- [What to produce]:
Lay out these lines as a JSON list of strings, one string per line, skipping blank lines and leaving out the pictures.

[Records of where elements appear]

>> begin

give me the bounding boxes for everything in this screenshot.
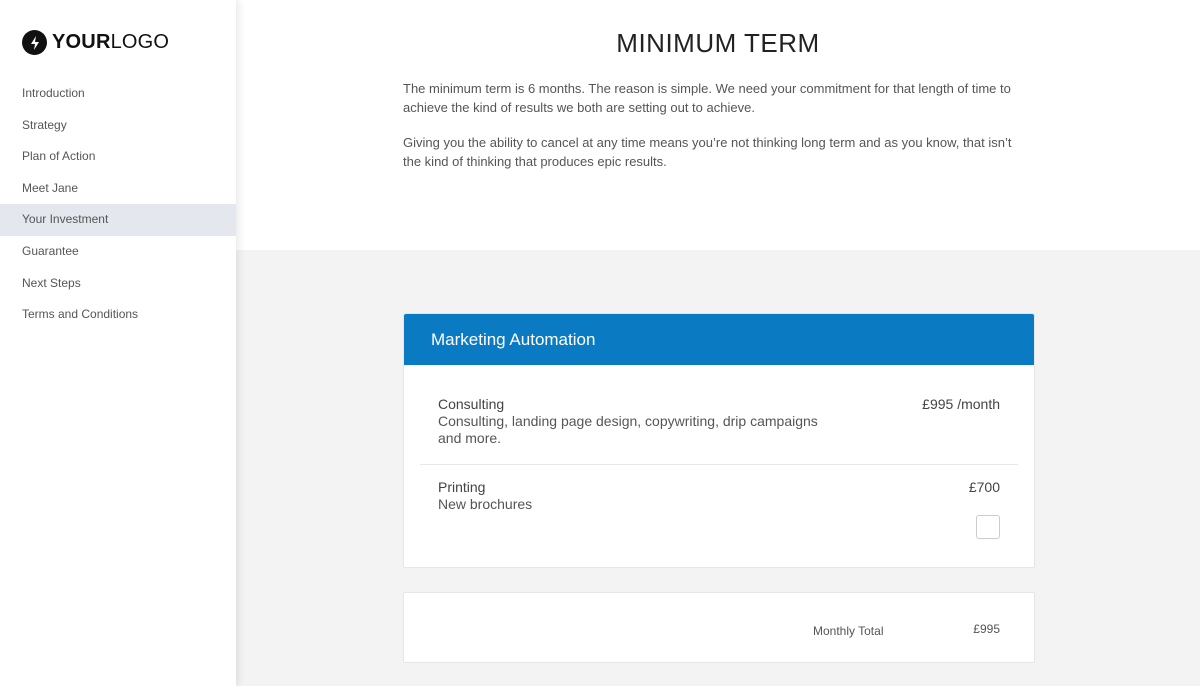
sidebar-item-guarantee[interactable]: Guarantee [0,236,236,268]
logo-text: YOURLOGO [52,31,169,54]
logo-text-light: LOGO [110,31,170,53]
sidebar-item-your-investment[interactable]: Your Investment [0,204,236,236]
item-name: Consulting [438,396,505,412]
paragraph-minimum-term: The minimum term is 6 months. The reason… [403,81,1011,115]
monthly-total-label: Monthly Total [813,624,884,638]
logo-text-bold: YOUR [52,31,111,53]
sidebar-item-introduction[interactable]: Introduction [0,78,236,110]
sidebar-item-plan-of-action[interactable]: Plan of Action [0,141,236,173]
sidebar-item-next-steps[interactable]: Next Steps [0,268,236,300]
item-description: New brochures [438,496,533,512]
printing-optional-checkbox[interactable] [976,515,1000,539]
item-name: Printing [438,479,486,495]
page-title: MINIMUM TERM [616,28,820,58]
sidebar: YOURLOGO Introduction Strategy Plan of A… [0,0,236,686]
lightning-bolt-icon [22,30,47,55]
item-price: £995 /month [922,396,1000,412]
minimum-term-section: MINIMUM TERM The minimum term is 6 month… [236,0,1200,250]
logo[interactable]: YOURLOGO [22,30,169,55]
sidebar-item-terms-and-conditions[interactable]: Terms and Conditions [0,299,236,331]
pricing-card: Marketing Automation Consulting Consulti… [403,313,1035,568]
item-divider [420,464,1018,465]
pricing-item-printing: Printing New brochures £700 [438,479,1000,513]
monthly-total-value: £995 [973,622,1000,636]
item-price: £700 [968,479,1000,495]
sidebar-nav: Introduction Strategy Plan of Action Mee… [0,78,236,331]
sidebar-item-meet-jane[interactable]: Meet Jane [0,173,236,205]
total-card: Monthly Total £995 [403,592,1035,663]
sidebar-item-strategy[interactable]: Strategy [0,110,236,142]
pricing-item-consulting: Consulting Consulting, landing page desi… [438,396,1000,447]
paragraph-cancel: Giving you the ability to cancel at any … [403,135,1012,169]
pricing-card-header: Marketing Automation [404,314,1034,365]
item-description: Consulting, landing page design, copywri… [438,413,818,446]
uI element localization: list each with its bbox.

>> end

- [Output]:
[
  "give me the bounding boxes for everything in this screenshot.",
  "sidebar-item-guarantee[interactable]: Guarantee [0,236,236,268]",
  "logo-text: YOURLOGO [52,31,169,54]",
  "logo-text-light: LOGO [110,31,170,53]",
  "sidebar-item-your-investment[interactable]: Your Investment [0,204,236,236]",
  "item-name: Consulting [438,396,505,412]",
  "paragraph-minimum-term: The minimum term is 6 months. The reason… [403,81,1011,115]",
  "monthly-total-label: Monthly Total [813,624,884,638]",
  "logo-text-bold: YOUR [52,31,111,53]",
  "sidebar-item-introduction[interactable]: Introduction [0,78,236,110]",
  "sidebar-item-plan-of-action[interactable]: Plan of Action [0,141,236,173]",
  "sidebar-item-next-steps[interactable]: Next Steps [0,268,236,300]",
  "item-description: New brochures [438,496,533,512]",
  "printing-optional-checkbox[interactable] [976,515,1000,539]",
  "item-name: Printing [438,479,486,495]",
  "page-title: MINIMUM TERM [616,28,820,58]",
  "sidebar: YOURLOGO Introduction Strategy Plan of A… [0,0,236,686]",
  "lightning-bolt-icon [22,30,47,55]",
  "item-price: £995 /month [922,396,1000,412]",
  "minimum-term-section: MINIMUM TERM The minimum term is 6 month… [236,0,1200,250]",
  "logo[interactable]: YOURLOGO [22,30,169,55]",
  "sidebar-item-terms-and-conditions[interactable]: Terms and Conditions [0,299,236,331]",
  "pricing-card: Marketing Automation Consulting Consulti… [403,313,1035,568]",
  "item-divider [420,464,1018,465]",
  "pricing-item-printing: Printing New brochures £700 [438,479,1000,513]",
  "monthly-total-value: £995 [973,622,1000,636]",
  "item-price: £700 [968,479,1000,495]",
  "sidebar-nav: Introduction Strategy Plan of Action Mee… [0,78,236,331]",
  "sidebar-item-meet-jane[interactable]: Meet Jane [0,173,236,205]",
  "total-card: Monthly Total £995 [403,592,1035,663]",
  "sidebar-item-strategy[interactable]: Strategy [0,110,236,142]",
  "pricing-item-consulting: Consulting Consulting, landing page desi… [438,396,1000,447]",
  "paragraph-cancel: Giving you the ability to cancel at any … [403,135,1012,169]",
  "pricing-card-header: Marketing Automation [404,314,1034,365]",
  "item-description: Consulting, landing page design, copywri… [438,413,818,446]",
  "uI element localization: list each with its bbox."
]